WHAT YOU ARE ASKED TO DO ▸ Please find every row below that contains the word "name" and copy each of those rows in full. Case counts when matching.

Data records:
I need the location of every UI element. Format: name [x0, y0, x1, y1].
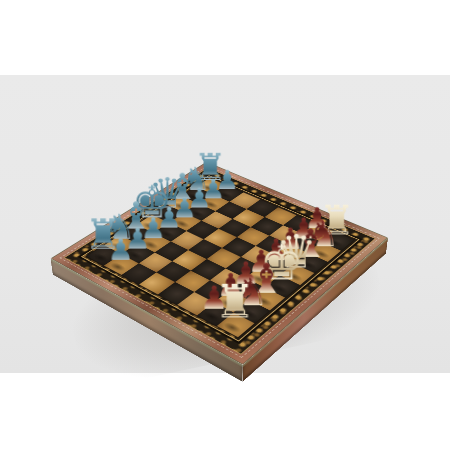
- chessboard-scene: ♜♟♟♜♞♟♟♞♝♟♟♝♛♟♟♛♚♟♟♚♝♟♟♝♞♟♟♞♜♟♟♜: [102, 128, 342, 368]
- chessboard-box: ♜♟♟♜♞♟♟♞♝♟♟♝♛♟♟♛♚♟♟♚♝♟♟♝♞♟♟♞♜♟♟♜: [50, 162, 388, 365]
- product-photo-stage: ♜♟♟♜♞♟♟♞♝♟♟♝♛♟♟♛♚♟♟♚♝♟♟♝♞♟♟♞♜♟♟♜: [0, 0, 450, 450]
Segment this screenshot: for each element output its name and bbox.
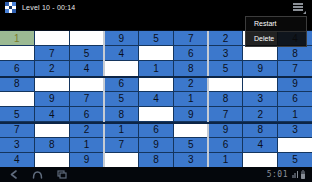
status-clock[interactable]: 5:01 — [267, 170, 288, 179]
block-separator-vertical — [207, 31, 209, 167]
cell-r9c8[interactable] — [243, 153, 277, 167]
cell-r7c8[interactable]: 8 — [243, 122, 277, 136]
cell-r8c9[interactable] — [278, 138, 312, 152]
cell-r6c2[interactable]: 4 — [35, 107, 69, 121]
cell-r3c9[interactable]: 7 — [278, 61, 312, 75]
app-title: Level 10 - 00:14 — [22, 0, 75, 15]
cell-r2c9[interactable]: 8 — [278, 46, 312, 60]
cell-r9c1[interactable]: 4 — [0, 153, 34, 167]
cell-r1c7[interactable]: 2 — [209, 31, 243, 45]
cell-r8c6[interactable]: 5 — [174, 138, 208, 152]
cell-r2c3[interactable]: 5 — [70, 46, 104, 60]
cell-r9c4[interactable] — [104, 153, 138, 167]
overflow-menu-button[interactable] — [291, 2, 305, 14]
cell-r4c7[interactable] — [209, 77, 243, 91]
cell-r5c8[interactable]: 3 — [243, 92, 277, 106]
cell-r4c3[interactable] — [70, 77, 104, 91]
cell-r7c4[interactable]: 1 — [104, 122, 138, 136]
system-bar: 5:01 — [0, 167, 312, 182]
cell-r1c6[interactable]: 7 — [174, 31, 208, 45]
back-button[interactable] — [7, 169, 19, 180]
cell-r3c1[interactable]: 6 — [0, 61, 34, 75]
cell-r8c8[interactable]: 4 — [243, 138, 277, 152]
cell-r7c7[interactable]: 9 — [209, 122, 243, 136]
cell-r3c4[interactable] — [104, 61, 138, 75]
cell-r9c7[interactable]: 1 — [209, 153, 243, 167]
cell-r8c1[interactable]: 3 — [0, 138, 34, 152]
back-icon — [9, 170, 18, 179]
cell-r9c9[interactable]: 5 — [278, 153, 312, 167]
options-menu: Restart Delete — [245, 16, 307, 47]
cell-r7c3[interactable]: 2 — [70, 122, 104, 136]
cell-r8c7[interactable]: 6 — [209, 138, 243, 152]
menu-item-restart[interactable]: Restart — [246, 17, 306, 31]
cell-r1c1[interactable]: 1 — [0, 31, 34, 45]
cell-r2c1[interactable] — [0, 46, 34, 60]
screen: Level 10 - 00:14 19572475463862418597862… — [0, 0, 312, 182]
cell-r4c6[interactable]: 2 — [174, 77, 208, 91]
app-icon-tile — [12, 9, 16, 13]
cell-r7c2[interactable] — [35, 122, 69, 136]
home-icon — [32, 170, 43, 179]
cell-r4c1[interactable]: 8 — [0, 77, 34, 91]
cell-r5c2[interactable]: 9 — [35, 92, 69, 106]
cell-r3c5[interactable]: 1 — [139, 61, 173, 75]
cell-r6c3[interactable]: 6 — [70, 107, 104, 121]
home-button[interactable] — [31, 169, 43, 180]
cell-r4c9[interactable]: 9 — [278, 77, 312, 91]
cell-r3c6[interactable]: 8 — [174, 61, 208, 75]
battery-icon[interactable] — [301, 171, 305, 179]
block-separator-vertical — [103, 31, 105, 167]
cell-r6c5[interactable] — [139, 107, 173, 121]
cell-r4c8[interactable] — [243, 77, 277, 91]
cell-r7c5[interactable]: 6 — [139, 122, 173, 136]
cell-r2c8[interactable] — [243, 46, 277, 60]
cell-r1c5[interactable]: 5 — [139, 31, 173, 45]
cell-r5c7[interactable]: 8 — [209, 92, 243, 106]
cell-r1c3[interactable] — [70, 31, 104, 45]
menu-item-delete[interactable]: Delete — [246, 32, 306, 46]
cell-r1c4[interactable]: 9 — [104, 31, 138, 45]
cell-r7c6[interactable] — [174, 122, 208, 136]
signal-icon[interactable] — [292, 171, 299, 179]
cell-r2c6[interactable]: 6 — [174, 46, 208, 60]
cell-r8c5[interactable]: 9 — [139, 138, 173, 152]
cell-r4c5[interactable] — [139, 77, 173, 91]
cell-r1c2[interactable] — [35, 31, 69, 45]
cell-r7c9[interactable]: 3 — [278, 122, 312, 136]
cell-r8c3[interactable]: 1 — [70, 138, 104, 152]
cell-r6c4[interactable]: 8 — [104, 107, 138, 121]
cell-r5c5[interactable]: 4 — [139, 92, 173, 106]
cell-r6c1[interactable]: 5 — [0, 107, 34, 121]
cell-r2c2[interactable]: 7 — [35, 46, 69, 60]
recents-icon — [57, 170, 67, 179]
cell-r9c3[interactable]: 9 — [70, 153, 104, 167]
cell-r4c2[interactable] — [35, 77, 69, 91]
cell-r5c3[interactable]: 7 — [70, 92, 104, 106]
cell-r2c4[interactable]: 4 — [104, 46, 138, 60]
cell-r8c4[interactable]: 7 — [104, 138, 138, 152]
cell-r3c8[interactable]: 9 — [243, 61, 277, 75]
recents-button[interactable] — [56, 169, 68, 180]
cell-r7c1[interactable]: 7 — [0, 122, 34, 136]
block-separator-horizontal — [0, 122, 312, 124]
cell-r2c7[interactable]: 3 — [209, 46, 243, 60]
overflow-menu-icon — [293, 3, 303, 12]
cell-r5c1[interactable] — [0, 92, 34, 106]
app-icon — [5, 2, 16, 13]
cell-r9c2[interactable] — [35, 153, 69, 167]
cell-r9c5[interactable]: 8 — [139, 153, 173, 167]
cell-r3c2[interactable]: 2 — [35, 61, 69, 75]
cell-r3c7[interactable]: 5 — [209, 61, 243, 75]
sudoku-board: 1957247546386241859786299754183654689721… — [0, 30, 312, 167]
cell-r6c8[interactable]: 2 — [243, 107, 277, 121]
cell-r5c6[interactable]: 1 — [174, 92, 208, 106]
cell-r2c5[interactable] — [139, 46, 173, 60]
cell-r8c2[interactable]: 8 — [35, 138, 69, 152]
cell-r3c3[interactable]: 4 — [70, 61, 104, 75]
cell-r5c4[interactable]: 5 — [104, 92, 138, 106]
cell-r6c9[interactable]: 1 — [278, 107, 312, 121]
cell-r5c9[interactable]: 6 — [278, 92, 312, 106]
cell-r6c6[interactable]: 9 — [174, 107, 208, 121]
cell-r4c4[interactable]: 6 — [104, 77, 138, 91]
cell-r6c7[interactable]: 7 — [209, 107, 243, 121]
cell-r9c6[interactable]: 3 — [174, 153, 208, 167]
block-separator-horizontal — [0, 76, 312, 78]
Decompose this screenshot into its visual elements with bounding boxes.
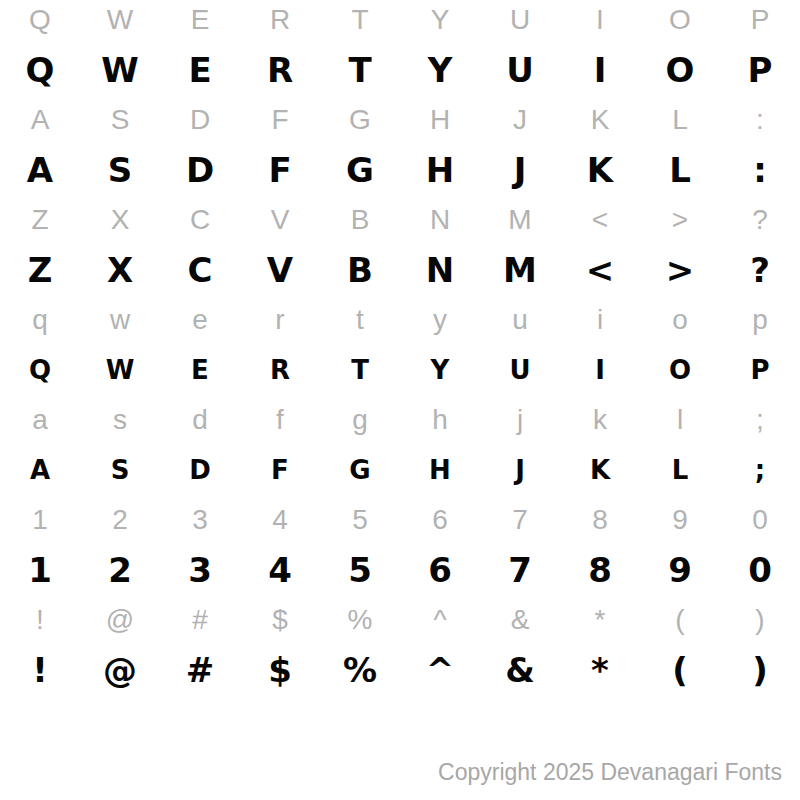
glyph-row-8-specimen: qwertyuiop bbox=[0, 345, 800, 395]
glyph-cell: A bbox=[0, 95, 80, 145]
glyph-cell: 0 bbox=[720, 495, 800, 545]
glyph-cell: K bbox=[560, 95, 640, 145]
glyph-cell: > bbox=[640, 195, 720, 245]
glyph-row-14-specimen: !@#$%^&*() bbox=[0, 645, 800, 695]
glyph-cell: F bbox=[240, 95, 320, 145]
glyph-cell: B bbox=[320, 195, 400, 245]
glyph-cell: ) bbox=[720, 595, 800, 645]
glyph-cell: N bbox=[400, 195, 480, 245]
glyph-cell: l bbox=[640, 445, 720, 495]
glyph-cell: O bbox=[640, 0, 720, 45]
glyph-cell: f bbox=[240, 395, 320, 445]
glyph-cell: d bbox=[160, 395, 240, 445]
glyph-cell: @ bbox=[80, 645, 160, 695]
glyph-cell: W bbox=[80, 45, 160, 95]
glyph-cell: ; bbox=[720, 395, 800, 445]
glyph-cell: C bbox=[160, 245, 240, 295]
glyph-cell: i bbox=[560, 295, 640, 345]
glyph-cell: $ bbox=[240, 645, 320, 695]
glyph-row-1-reference: QWERTYUIOP bbox=[0, 0, 800, 45]
glyph-cell: 7 bbox=[480, 495, 560, 545]
glyph-cell: e bbox=[160, 295, 240, 345]
glyph-cell: j bbox=[480, 445, 560, 495]
glyph-cell: J bbox=[480, 145, 560, 195]
glyph-cell: i bbox=[560, 345, 640, 395]
glyph-cell: j bbox=[480, 395, 560, 445]
glyph-row-4-specimen: ASDFGHJKL: bbox=[0, 145, 800, 195]
glyph-cell: X bbox=[80, 195, 160, 245]
glyph-cell: % bbox=[320, 645, 400, 695]
glyph-cell: I bbox=[560, 45, 640, 95]
glyph-cell: r bbox=[240, 295, 320, 345]
glyph-cell: k bbox=[560, 445, 640, 495]
glyph-cell: ? bbox=[720, 195, 800, 245]
glyph-cell: * bbox=[560, 595, 640, 645]
glyph-cell: E bbox=[160, 0, 240, 45]
glyph-cell: D bbox=[160, 95, 240, 145]
glyph-cell: ! bbox=[0, 645, 80, 695]
glyph-cell: f bbox=[240, 445, 320, 495]
glyph-cell: N bbox=[400, 245, 480, 295]
glyph-cell: p bbox=[720, 295, 800, 345]
glyph-cell: 6 bbox=[400, 495, 480, 545]
glyph-cell: 4 bbox=[240, 495, 320, 545]
glyph-cell: Y bbox=[400, 45, 480, 95]
glyph-cell: 4 bbox=[240, 545, 320, 595]
glyph-cell: h bbox=[400, 445, 480, 495]
glyph-cell: % bbox=[320, 595, 400, 645]
glyph-cell: R bbox=[240, 0, 320, 45]
glyph-cell: G bbox=[320, 95, 400, 145]
glyph-row-2-specimen: QWERTYUIOP bbox=[0, 45, 800, 95]
glyph-cell: P bbox=[720, 45, 800, 95]
glyph-row-7-reference: qwertyuiop bbox=[0, 295, 800, 345]
glyph-cell: # bbox=[160, 595, 240, 645]
glyph-row-10-specimen: asdfghjkl; bbox=[0, 445, 800, 495]
glyph-row-11-reference: 1234567890 bbox=[0, 495, 800, 545]
glyph-cell: L bbox=[640, 95, 720, 145]
glyph-cell: : bbox=[720, 95, 800, 145]
glyph-cell: L bbox=[640, 145, 720, 195]
copyright-text: Copyright 2025 Devanagari Fonts bbox=[438, 757, 782, 787]
glyph-cell: y bbox=[400, 345, 480, 395]
glyph-row-13-reference: !@#$%^&*() bbox=[0, 595, 800, 645]
glyph-cell: u bbox=[480, 295, 560, 345]
glyph-cell: U bbox=[480, 45, 560, 95]
glyph-cell: $ bbox=[240, 595, 320, 645]
glyph-cell: 2 bbox=[80, 545, 160, 595]
glyph-cell: J bbox=[480, 95, 560, 145]
glyph-cell: B bbox=[320, 245, 400, 295]
glyph-cell: 3 bbox=[160, 545, 240, 595]
glyph-cell: ( bbox=[640, 645, 720, 695]
glyph-cell: * bbox=[560, 645, 640, 695]
glyph-row-12-specimen: 1234567890 bbox=[0, 545, 800, 595]
glyph-cell: O bbox=[640, 45, 720, 95]
glyph-cell: M bbox=[480, 195, 560, 245]
glyph-cell: & bbox=[480, 645, 560, 695]
glyph-cell: Y bbox=[400, 0, 480, 45]
glyph-cell: q bbox=[0, 345, 80, 395]
glyph-cell: T bbox=[320, 45, 400, 95]
glyph-cell: : bbox=[720, 145, 800, 195]
glyph-cell: V bbox=[240, 245, 320, 295]
glyph-cell: l bbox=[640, 395, 720, 445]
glyph-cell: s bbox=[80, 395, 160, 445]
glyph-cell: E bbox=[160, 45, 240, 95]
glyph-cell: M bbox=[480, 245, 560, 295]
glyph-cell: > bbox=[640, 245, 720, 295]
glyph-cell: H bbox=[400, 145, 480, 195]
glyph-cell: s bbox=[80, 445, 160, 495]
glyph-cell: a bbox=[0, 445, 80, 495]
glyph-cell: ! bbox=[0, 595, 80, 645]
glyph-cell: < bbox=[560, 245, 640, 295]
glyph-cell: X bbox=[80, 245, 160, 295]
glyph-cell: 1 bbox=[0, 545, 80, 595]
glyph-cell: ; bbox=[720, 445, 800, 495]
glyph-cell: # bbox=[160, 645, 240, 695]
glyph-cell: t bbox=[320, 345, 400, 395]
glyph-cell: S bbox=[80, 145, 160, 195]
glyph-cell: 3 bbox=[160, 495, 240, 545]
glyph-cell: 9 bbox=[640, 545, 720, 595]
glyph-cell: p bbox=[720, 345, 800, 395]
glyph-cell: Z bbox=[0, 195, 80, 245]
glyph-cell: w bbox=[80, 345, 160, 395]
glyph-cell: & bbox=[480, 595, 560, 645]
glyph-cell: ) bbox=[720, 645, 800, 695]
glyph-cell: Q bbox=[0, 45, 80, 95]
glyph-row-9-reference: asdfghjkl; bbox=[0, 395, 800, 445]
glyph-cell: S bbox=[80, 95, 160, 145]
glyph-cell: ? bbox=[720, 245, 800, 295]
glyph-grid: QWERTYUIOPQWERTYUIOPASDFGHJKL:ASDFGHJKL:… bbox=[0, 0, 800, 695]
glyph-cell: F bbox=[240, 145, 320, 195]
glyph-cell: 5 bbox=[320, 545, 400, 595]
glyph-cell: a bbox=[0, 395, 80, 445]
glyph-cell: C bbox=[160, 195, 240, 245]
glyph-cell: R bbox=[240, 45, 320, 95]
glyph-cell: 1 bbox=[0, 495, 80, 545]
glyph-row-5-reference: ZXCVBNM<>? bbox=[0, 195, 800, 245]
glyph-cell: V bbox=[240, 195, 320, 245]
glyph-cell: 6 bbox=[400, 545, 480, 595]
glyph-cell: u bbox=[480, 345, 560, 395]
glyph-cell: g bbox=[320, 445, 400, 495]
glyph-cell: ^ bbox=[400, 645, 480, 695]
glyph-cell: T bbox=[320, 0, 400, 45]
glyph-cell: h bbox=[400, 395, 480, 445]
glyph-cell: U bbox=[480, 0, 560, 45]
glyph-cell: 9 bbox=[640, 495, 720, 545]
glyph-cell: Q bbox=[0, 0, 80, 45]
glyph-cell: Z bbox=[0, 245, 80, 295]
glyph-cell: K bbox=[560, 145, 640, 195]
glyph-cell: e bbox=[160, 345, 240, 395]
glyph-cell: W bbox=[80, 0, 160, 45]
glyph-cell: P bbox=[720, 0, 800, 45]
glyph-cell: t bbox=[320, 295, 400, 345]
glyph-row-6-specimen: ZXCVBNM<>? bbox=[0, 245, 800, 295]
glyph-cell: A bbox=[0, 145, 80, 195]
glyph-cell: 8 bbox=[560, 545, 640, 595]
glyph-cell: 8 bbox=[560, 495, 640, 545]
glyph-cell: y bbox=[400, 295, 480, 345]
glyph-cell: r bbox=[240, 345, 320, 395]
glyph-cell: I bbox=[560, 0, 640, 45]
glyph-cell: o bbox=[640, 345, 720, 395]
glyph-cell: G bbox=[320, 145, 400, 195]
glyph-row-3-reference: ASDFGHJKL: bbox=[0, 95, 800, 145]
glyph-cell: ^ bbox=[400, 595, 480, 645]
glyph-cell: 7 bbox=[480, 545, 560, 595]
glyph-cell: < bbox=[560, 195, 640, 245]
glyph-cell: g bbox=[320, 395, 400, 445]
glyph-cell: k bbox=[560, 395, 640, 445]
glyph-cell: 0 bbox=[720, 545, 800, 595]
glyph-cell: d bbox=[160, 445, 240, 495]
glyph-cell: D bbox=[160, 145, 240, 195]
glyph-cell: @ bbox=[80, 595, 160, 645]
glyph-cell: w bbox=[80, 295, 160, 345]
glyph-cell: q bbox=[0, 295, 80, 345]
glyph-cell: ( bbox=[640, 595, 720, 645]
glyph-cell: 2 bbox=[80, 495, 160, 545]
glyph-cell: o bbox=[640, 295, 720, 345]
glyph-cell: H bbox=[400, 95, 480, 145]
glyph-cell: 5 bbox=[320, 495, 400, 545]
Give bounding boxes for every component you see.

FINISHED ANSWER ▸
I need the location of every UI element. Format: name [x0, y0, x1, y1].
Segment this screenshot: for each element output its name and bbox.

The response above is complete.